**** MATERIAL FOR THIS TASK ****

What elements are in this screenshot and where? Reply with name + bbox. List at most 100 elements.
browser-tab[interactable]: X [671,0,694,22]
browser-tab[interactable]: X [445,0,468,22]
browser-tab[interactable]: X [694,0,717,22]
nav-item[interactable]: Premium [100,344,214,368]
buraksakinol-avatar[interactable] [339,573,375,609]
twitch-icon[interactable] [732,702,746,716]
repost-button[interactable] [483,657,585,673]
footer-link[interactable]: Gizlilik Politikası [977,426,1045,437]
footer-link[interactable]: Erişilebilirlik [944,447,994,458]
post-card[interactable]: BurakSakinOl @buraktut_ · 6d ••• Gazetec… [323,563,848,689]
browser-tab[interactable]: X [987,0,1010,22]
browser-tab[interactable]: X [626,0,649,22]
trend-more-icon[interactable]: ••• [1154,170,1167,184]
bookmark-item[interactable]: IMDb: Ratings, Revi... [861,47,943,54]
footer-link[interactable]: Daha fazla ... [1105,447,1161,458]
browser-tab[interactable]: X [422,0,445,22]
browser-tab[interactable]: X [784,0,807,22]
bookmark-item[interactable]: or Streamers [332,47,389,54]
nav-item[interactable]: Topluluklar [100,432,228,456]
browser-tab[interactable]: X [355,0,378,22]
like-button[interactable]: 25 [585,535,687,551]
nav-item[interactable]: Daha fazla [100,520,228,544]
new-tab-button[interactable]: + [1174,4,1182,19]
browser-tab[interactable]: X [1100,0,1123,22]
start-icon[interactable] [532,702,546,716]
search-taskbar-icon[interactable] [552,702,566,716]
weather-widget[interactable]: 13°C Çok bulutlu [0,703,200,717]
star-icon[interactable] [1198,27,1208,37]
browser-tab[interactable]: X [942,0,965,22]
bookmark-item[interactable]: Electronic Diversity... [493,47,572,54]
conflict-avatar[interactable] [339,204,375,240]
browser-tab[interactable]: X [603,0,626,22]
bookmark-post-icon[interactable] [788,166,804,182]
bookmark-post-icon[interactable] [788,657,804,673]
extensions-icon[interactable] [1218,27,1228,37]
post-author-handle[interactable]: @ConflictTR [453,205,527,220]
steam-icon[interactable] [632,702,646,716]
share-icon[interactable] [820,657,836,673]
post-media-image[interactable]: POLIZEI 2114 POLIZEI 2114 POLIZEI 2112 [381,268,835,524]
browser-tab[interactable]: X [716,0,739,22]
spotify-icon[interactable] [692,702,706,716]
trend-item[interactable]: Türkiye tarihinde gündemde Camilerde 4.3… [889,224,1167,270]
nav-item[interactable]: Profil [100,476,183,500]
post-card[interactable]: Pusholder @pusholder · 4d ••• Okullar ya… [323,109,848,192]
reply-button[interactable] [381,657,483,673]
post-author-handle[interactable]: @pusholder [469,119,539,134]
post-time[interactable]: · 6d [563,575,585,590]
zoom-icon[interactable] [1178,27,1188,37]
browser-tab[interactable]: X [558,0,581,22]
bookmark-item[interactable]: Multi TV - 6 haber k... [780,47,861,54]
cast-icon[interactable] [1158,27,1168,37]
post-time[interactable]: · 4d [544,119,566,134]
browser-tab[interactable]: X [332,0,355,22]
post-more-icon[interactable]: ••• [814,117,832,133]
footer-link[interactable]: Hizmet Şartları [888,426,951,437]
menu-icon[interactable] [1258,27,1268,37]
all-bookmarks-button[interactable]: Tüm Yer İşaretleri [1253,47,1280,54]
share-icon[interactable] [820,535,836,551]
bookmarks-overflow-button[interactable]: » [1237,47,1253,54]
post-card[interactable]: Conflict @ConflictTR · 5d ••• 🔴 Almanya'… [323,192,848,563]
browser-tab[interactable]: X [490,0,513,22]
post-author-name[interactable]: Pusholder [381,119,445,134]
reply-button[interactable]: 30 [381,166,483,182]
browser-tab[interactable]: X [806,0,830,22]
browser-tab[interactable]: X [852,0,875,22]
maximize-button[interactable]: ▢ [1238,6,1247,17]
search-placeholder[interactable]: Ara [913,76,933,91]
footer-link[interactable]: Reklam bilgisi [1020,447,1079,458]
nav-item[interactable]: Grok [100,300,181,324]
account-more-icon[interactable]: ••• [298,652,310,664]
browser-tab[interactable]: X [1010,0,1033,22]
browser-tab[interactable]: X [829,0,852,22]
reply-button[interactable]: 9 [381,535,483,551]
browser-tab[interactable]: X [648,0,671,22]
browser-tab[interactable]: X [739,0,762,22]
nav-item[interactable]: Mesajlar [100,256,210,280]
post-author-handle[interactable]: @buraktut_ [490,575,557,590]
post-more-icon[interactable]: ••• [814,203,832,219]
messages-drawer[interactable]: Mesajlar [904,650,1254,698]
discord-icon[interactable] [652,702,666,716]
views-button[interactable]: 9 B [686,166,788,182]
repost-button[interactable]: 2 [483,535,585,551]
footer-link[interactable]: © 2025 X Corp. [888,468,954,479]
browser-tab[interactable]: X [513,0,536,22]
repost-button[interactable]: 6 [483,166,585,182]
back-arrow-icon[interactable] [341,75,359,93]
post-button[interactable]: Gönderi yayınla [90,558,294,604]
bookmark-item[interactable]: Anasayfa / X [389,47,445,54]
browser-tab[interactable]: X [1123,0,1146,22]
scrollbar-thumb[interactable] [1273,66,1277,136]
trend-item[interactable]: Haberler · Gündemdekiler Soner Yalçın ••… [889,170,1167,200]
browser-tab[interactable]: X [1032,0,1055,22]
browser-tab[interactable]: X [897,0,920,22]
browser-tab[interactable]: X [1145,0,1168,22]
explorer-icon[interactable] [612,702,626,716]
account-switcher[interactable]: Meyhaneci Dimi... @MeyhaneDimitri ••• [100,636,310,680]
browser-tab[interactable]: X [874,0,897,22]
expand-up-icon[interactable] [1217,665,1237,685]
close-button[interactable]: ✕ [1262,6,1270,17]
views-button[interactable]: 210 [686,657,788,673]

****

Reproduce the records above, substituting "window-tab" for every occurrence of "browser-tab" and leaving all other text unchanged.

What elements are in this screenshot and where? Reply with name + bbox. List at most 100 elements.
window-tab[interactable]: X [671,0,694,22]
window-tab[interactable]: X [445,0,468,22]
window-tab[interactable]: X [694,0,717,22]
nav-item[interactable]: Premium [100,344,214,368]
buraksakinol-avatar[interactable] [339,573,375,609]
twitch-icon[interactable] [732,702,746,716]
repost-button[interactable] [483,657,585,673]
footer-link[interactable]: Gizlilik Politikası [977,426,1045,437]
footer-link[interactable]: Erişilebilirlik [944,447,994,458]
post-card[interactable]: BurakSakinOl @buraktut_ · 6d ••• Gazetec… [323,563,848,689]
window-tab[interactable]: X [987,0,1010,22]
window-tab[interactable]: X [626,0,649,22]
trend-more-icon[interactable]: ••• [1154,170,1167,184]
bookmark-item[interactable]: IMDb: Ratings, Revi... [861,47,943,54]
footer-link[interactable]: Daha fazla ... [1105,447,1161,458]
window-tab[interactable]: X [422,0,445,22]
window-tab[interactable]: X [784,0,807,22]
bookmark-item[interactable]: or Streamers [332,47,389,54]
nav-item[interactable]: Topluluklar [100,432,228,456]
window-tab[interactable]: X [355,0,378,22]
like-button[interactable]: 25 [585,535,687,551]
nav-item[interactable]: Daha fazla [100,520,228,544]
new-tab-button[interactable]: + [1174,4,1182,19]
window-tab[interactable]: X [1100,0,1123,22]
start-icon[interactable] [532,702,546,716]
search-taskbar-icon[interactable] [552,702,566,716]
weather-widget[interactable]: 13°C Çok bulutlu [0,703,200,717]
star-icon[interactable] [1198,27,1208,37]
window-tab[interactable]: X [942,0,965,22]
bookmark-item[interactable]: Electronic Diversity... [493,47,572,54]
conflict-avatar[interactable] [339,204,375,240]
window-tab[interactable]: X [603,0,626,22]
bookmark-post-icon[interactable] [788,166,804,182]
bookmark-post-icon[interactable] [788,657,804,673]
extensions-icon[interactable] [1218,27,1228,37]
post-author-handle[interactable]: @ConflictTR [453,205,527,220]
steam-icon[interactable] [632,702,646,716]
share-icon[interactable] [820,657,836,673]
post-media-image[interactable]: POLIZEI 2114 POLIZEI 2114 POLIZEI 2112 [381,268,835,524]
window-tab[interactable]: X [716,0,739,22]
spotify-icon[interactable] [692,702,706,716]
trend-item[interactable]: Türkiye tarihinde gündemde Camilerde 4.3… [889,224,1167,270]
nav-item[interactable]: Profil [100,476,183,500]
post-card[interactable]: Pusholder @pusholder · 4d ••• Okullar ya… [323,109,848,192]
reply-button[interactable] [381,657,483,673]
post-author-handle[interactable]: @pusholder [469,119,539,134]
post-time[interactable]: · 6d [563,575,585,590]
zoom-icon[interactable] [1178,27,1188,37]
window-tab[interactable]: X [558,0,581,22]
bookmark-item[interactable]: Multi TV - 6 haber k... [780,47,861,54]
cast-icon[interactable] [1158,27,1168,37]
post-time[interactable]: · 4d [544,119,566,134]
window-tab[interactable]: X [332,0,355,22]
post-more-icon[interactable]: ••• [814,117,832,133]
footer-link[interactable]: Hizmet Şartları [888,426,951,437]
menu-icon[interactable] [1258,27,1268,37]
all-bookmarks-button[interactable]: Tüm Yer İşaretleri [1253,47,1280,54]
share-icon[interactable] [820,535,836,551]
bookmarks-overflow-button[interactable]: » [1237,47,1253,54]
post-card[interactable]: Conflict @ConflictTR · 5d ••• 🔴 Almanya'… [323,192,848,563]
window-tab[interactable]: X [490,0,513,22]
post-author-name[interactable]: Pusholder [381,119,445,134]
reply-button[interactable]: 30 [381,166,483,182]
window-tab[interactable]: X [806,0,830,22]
window-tab[interactable]: X [852,0,875,22]
maximize-button[interactable]: ▢ [1238,6,1247,17]
search-placeholder[interactable]: Ara [913,76,933,91]
footer-link[interactable]: Reklam bilgisi [1020,447,1079,458]
nav-item[interactable]: Grok [100,300,181,324]
account-more-icon[interactable]: ••• [298,652,310,664]
window-tab[interactable]: X [1010,0,1033,22]
window-tab[interactable]: X [829,0,852,22]
reply-button[interactable]: 9 [381,535,483,551]
window-tab[interactable]: X [648,0,671,22]
window-tab[interactable]: X [739,0,762,22]
nav-item[interactable]: Mesajlar [100,256,210,280]
post-author-handle[interactable]: @buraktut_ [490,575,557,590]
post-more-icon[interactable]: ••• [814,203,832,219]
messages-drawer[interactable]: Mesajlar [904,650,1254,698]
discord-icon[interactable] [652,702,666,716]
views-button[interactable]: 9 B [686,166,788,182]
repost-button[interactable]: 2 [483,535,585,551]
footer-link[interactable]: © 2025 X Corp. [888,468,954,479]
window-tab[interactable]: X [513,0,536,22]
repost-button[interactable]: 6 [483,166,585,182]
back-arrow-icon[interactable] [341,75,359,93]
post-button[interactable]: Gönderi yayınla [90,558,294,604]
bookmark-item[interactable]: Anasayfa / X [389,47,445,54]
window-tab[interactable]: X [1123,0,1146,22]
scrollbar-thumb[interactable] [1273,66,1277,136]
trend-item[interactable]: Haberler · Gündemdekiler Soner Yalçın ••… [889,170,1167,200]
window-tab[interactable]: X [1032,0,1055,22]
window-tab[interactable]: X [897,0,920,22]
window-tab[interactable]: X [1145,0,1168,22]
explorer-icon[interactable] [612,702,626,716]
account-switcher[interactable]: Meyhaneci Dimi... @MeyhaneDimitri ••• [100,636,310,680]
window-tab[interactable]: X [874,0,897,22]
expand-up-icon[interactable] [1217,665,1237,685]
close-button[interactable]: ✕ [1262,6,1270,17]
views-button[interactable]: 210 [686,657,788,673]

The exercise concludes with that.